Find how many lines in the data below mention "software". Give the number only.
····················
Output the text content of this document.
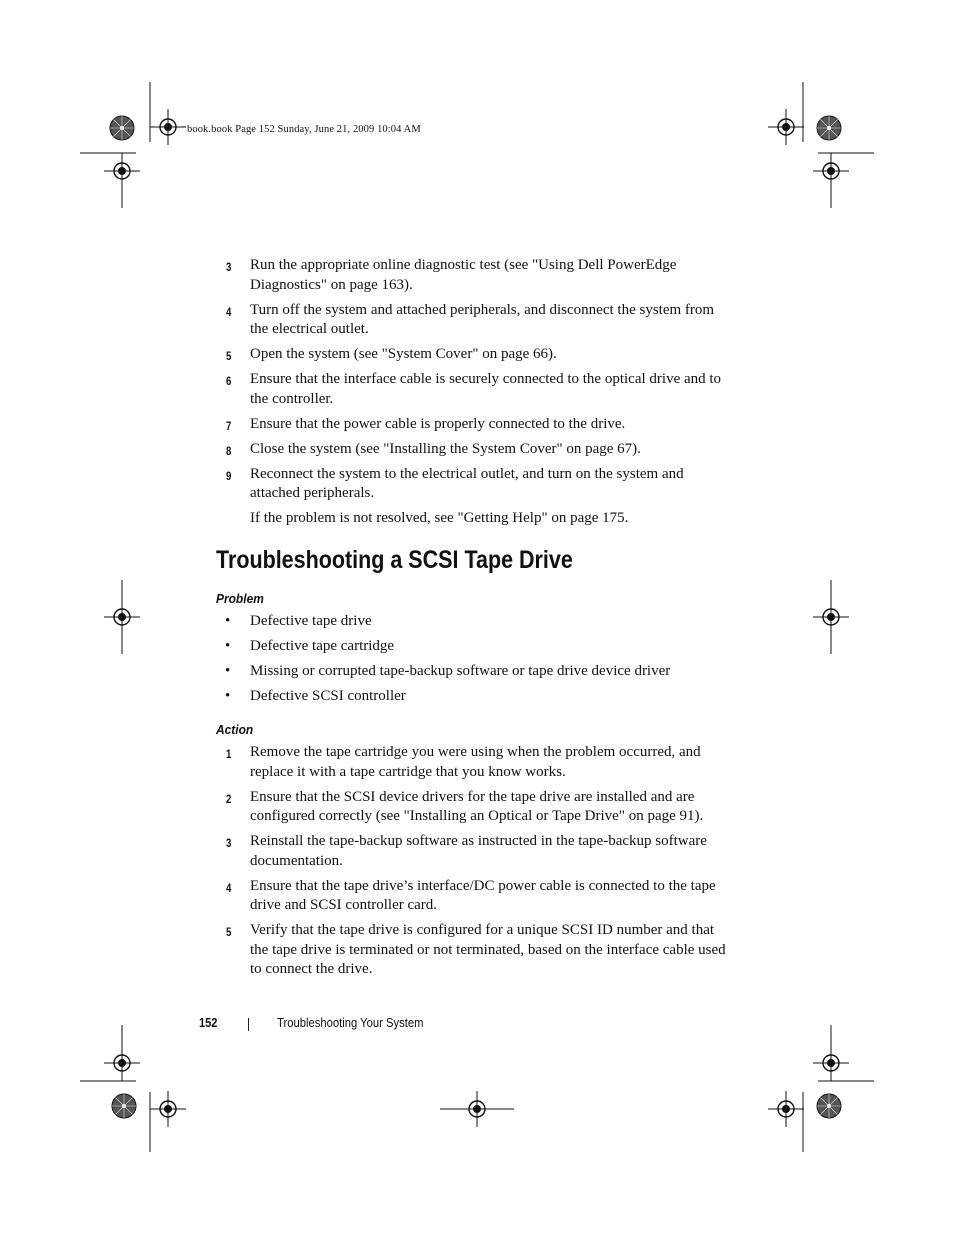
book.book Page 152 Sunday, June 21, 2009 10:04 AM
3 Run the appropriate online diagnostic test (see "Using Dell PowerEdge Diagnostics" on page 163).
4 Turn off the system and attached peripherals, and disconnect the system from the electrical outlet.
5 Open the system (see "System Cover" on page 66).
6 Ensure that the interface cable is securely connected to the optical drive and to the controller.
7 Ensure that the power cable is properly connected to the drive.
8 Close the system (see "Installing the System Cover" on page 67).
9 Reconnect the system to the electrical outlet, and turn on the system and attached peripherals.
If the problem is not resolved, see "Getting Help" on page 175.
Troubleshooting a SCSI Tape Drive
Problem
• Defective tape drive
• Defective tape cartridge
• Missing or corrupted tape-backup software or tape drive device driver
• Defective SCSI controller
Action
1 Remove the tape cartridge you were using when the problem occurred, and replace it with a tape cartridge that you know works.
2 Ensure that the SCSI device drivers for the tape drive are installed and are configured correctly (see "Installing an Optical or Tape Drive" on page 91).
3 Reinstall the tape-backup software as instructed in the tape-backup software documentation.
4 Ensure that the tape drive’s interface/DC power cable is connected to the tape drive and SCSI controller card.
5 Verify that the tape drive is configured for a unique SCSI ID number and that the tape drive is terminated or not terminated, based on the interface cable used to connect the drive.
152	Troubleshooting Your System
····················
Result for this exercise
2